**Problem description:**
Of all the lines in the records below, how many hold the word "JSON"? Give the number alone.

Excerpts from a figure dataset

···

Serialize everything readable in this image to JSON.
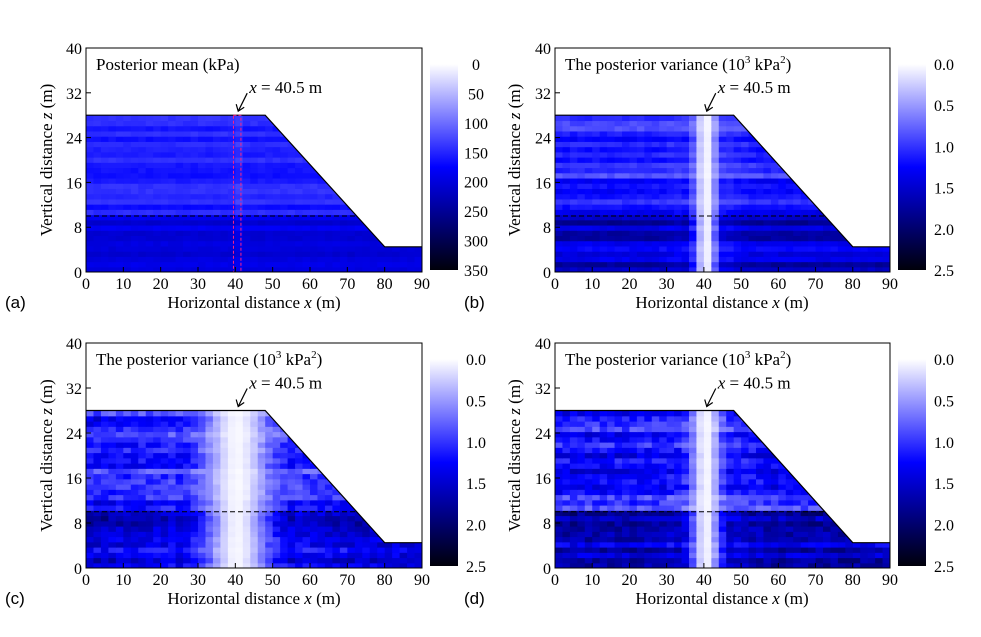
{
  "chart_data": [
    {
      "panel": "(a)",
      "type": "heatmap",
      "title": "Posterior mean (kPa)",
      "xlabel": "Horizontal distance x (m)",
      "ylabel": "Vertical distance z (m)",
      "xlim": [
        0,
        90
      ],
      "ylim": [
        0,
        40
      ],
      "xticks": [
        0,
        10,
        20,
        30,
        40,
        50,
        60,
        70,
        80,
        90
      ],
      "yticks": [
        0,
        8,
        16,
        24,
        32,
        40
      ],
      "annotation": "x = 40.5 m",
      "annotation_x": 40.5,
      "colorbar": {
        "ticks": [
          0,
          50,
          100,
          150,
          200,
          250,
          300,
          350
        ],
        "tick_labels": [
          "0",
          "50",
          "100",
          "150",
          "200",
          "250",
          "300",
          "350"
        ],
        "reversed": true
      },
      "slope_geometry": [
        [
          0,
          0
        ],
        [
          0,
          28
        ],
        [
          48,
          28
        ],
        [
          80,
          4.5
        ],
        [
          90,
          4.5
        ],
        [
          90,
          0
        ]
      ],
      "layer_boundary_z": 10,
      "pattern": "mean"
    },
    {
      "panel": "(b)",
      "type": "heatmap",
      "title": "The posterior variance (10³ kPa²)",
      "xlabel": "Horizontal distance x (m)",
      "ylabel": "Vertical distance z (m)",
      "xlim": [
        0,
        90
      ],
      "ylim": [
        0,
        40
      ],
      "xticks": [
        0,
        10,
        20,
        30,
        40,
        50,
        60,
        70,
        80,
        90
      ],
      "yticks": [
        0,
        8,
        16,
        24,
        32,
        40
      ],
      "annotation": "x = 40.5 m",
      "annotation_x": 40.5,
      "colorbar": {
        "ticks": [
          0.0,
          0.5,
          1.0,
          1.5,
          2.0,
          2.5
        ],
        "tick_labels": [
          "0.0",
          "0.5",
          "1.0",
          "1.5",
          "2.0",
          "2.5"
        ],
        "reversed": true
      },
      "slope_geometry": [
        [
          0,
          0
        ],
        [
          0,
          28
        ],
        [
          48,
          28
        ],
        [
          80,
          4.5
        ],
        [
          90,
          4.5
        ],
        [
          90,
          0
        ]
      ],
      "layer_boundary_z": 10,
      "pattern": "variance-narrow"
    },
    {
      "panel": "(c)",
      "type": "heatmap",
      "title": "The posterior variance (10³ kPa²)",
      "xlabel": "Horizontal distance x (m)",
      "ylabel": "Vertical distance z (m)",
      "xlim": [
        0,
        90
      ],
      "ylim": [
        0,
        40
      ],
      "xticks": [
        0,
        10,
        20,
        30,
        40,
        50,
        60,
        70,
        80,
        90
      ],
      "yticks": [
        0,
        8,
        16,
        24,
        32,
        40
      ],
      "annotation": "x = 40.5 m",
      "annotation_x": 40.5,
      "colorbar": {
        "ticks": [
          0.0,
          0.5,
          1.0,
          1.5,
          2.0,
          2.5
        ],
        "tick_labels": [
          "0.0",
          "0.5",
          "1.0",
          "1.5",
          "2.0",
          "2.5"
        ],
        "reversed": true
      },
      "slope_geometry": [
        [
          0,
          0
        ],
        [
          0,
          28
        ],
        [
          48,
          28
        ],
        [
          80,
          4.5
        ],
        [
          90,
          4.5
        ],
        [
          90,
          0
        ]
      ],
      "layer_boundary_z": 10,
      "pattern": "variance-wide"
    },
    {
      "panel": "(d)",
      "type": "heatmap",
      "title": "The posterior variance (10³ kPa²)",
      "xlabel": "Horizontal distance x (m)",
      "ylabel": "Vertical distance z (m)",
      "xlim": [
        0,
        90
      ],
      "ylim": [
        0,
        40
      ],
      "xticks": [
        0,
        10,
        20,
        30,
        40,
        50,
        60,
        70,
        80,
        90
      ],
      "yticks": [
        0,
        8,
        16,
        24,
        32,
        40
      ],
      "annotation": "x = 40.5 m",
      "annotation_x": 40.5,
      "colorbar": {
        "ticks": [
          0.0,
          0.5,
          1.0,
          1.5,
          2.0,
          2.5
        ],
        "tick_labels": [
          "0.0",
          "0.5",
          "1.0",
          "1.5",
          "2.0",
          "2.5"
        ],
        "reversed": true
      },
      "slope_geometry": [
        [
          0,
          0
        ],
        [
          0,
          28
        ],
        [
          48,
          28
        ],
        [
          80,
          4.5
        ],
        [
          90,
          4.5
        ],
        [
          90,
          0
        ]
      ],
      "layer_boundary_z": 10,
      "pattern": "variance-medium"
    }
  ]
}
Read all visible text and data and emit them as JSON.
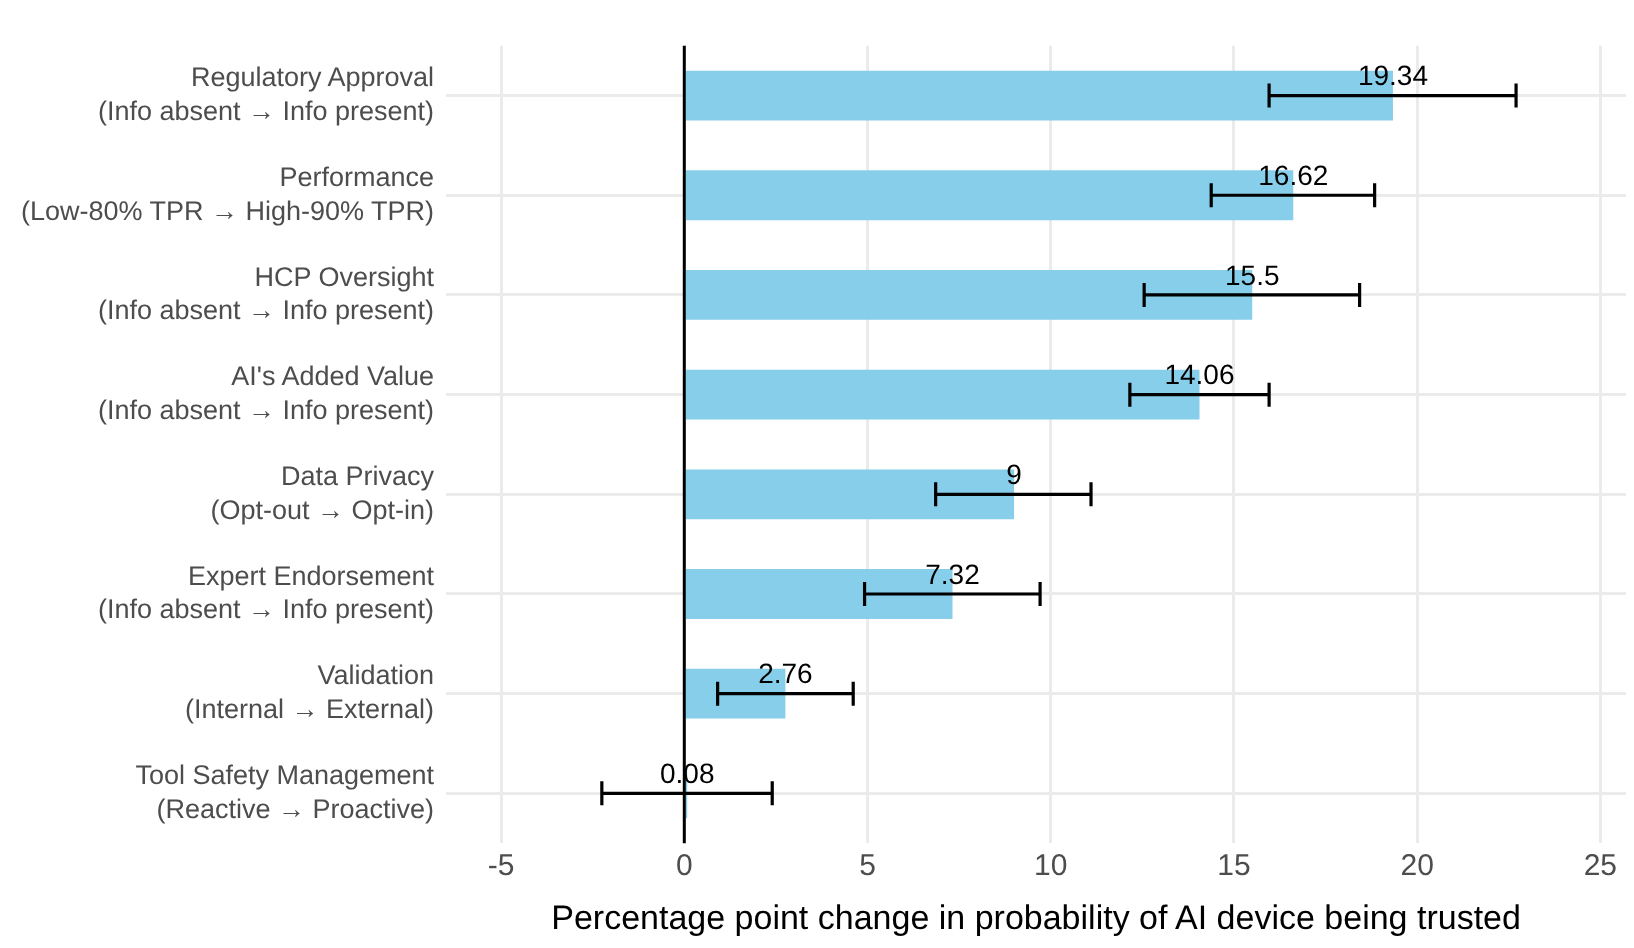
{
  "chart_data": {
    "type": "bar",
    "orientation": "horizontal",
    "xlabel": "Percentage point change in probability of AI device being trusted",
    "categories": [
      "Regulatory Approval\n(Info absent → Info present)",
      "Performance\n(Low-80% TPR → High-90% TPR)",
      "HCP Oversight\n(Info absent → Info present)",
      "AI's Added Value\n(Info absent → Info present)",
      "Data Privacy\n(Opt-out → Opt-in)",
      "Expert Endorsement\n(Info absent → Info present)",
      "Validation\n(Internal → External)",
      "Tool Safety Management\n(Reactive → Proactive)"
    ],
    "values": [
      19.34,
      16.62,
      15.5,
      14.06,
      9,
      7.32,
      2.76,
      0.08
    ],
    "errors": [
      [
        15.96,
        22.7
      ],
      [
        14.38,
        18.84
      ],
      [
        12.55,
        18.43
      ],
      [
        12.16,
        15.96
      ],
      [
        6.86,
        11.1
      ],
      [
        4.92,
        9.71
      ],
      [
        0.91,
        4.61
      ],
      [
        -2.25,
        2.4
      ]
    ],
    "color": "#87ceeb",
    "data_labels": true,
    "xlim": [
      -6.5,
      25.7
    ],
    "xticks": [
      -5,
      0,
      5,
      10,
      15,
      20,
      25
    ],
    "ref_lines": [
      {
        "axis": "x",
        "value": 0,
        "color": "#000000"
      }
    ],
    "grid": true,
    "legend": false
  }
}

···

**Exercise result:**
2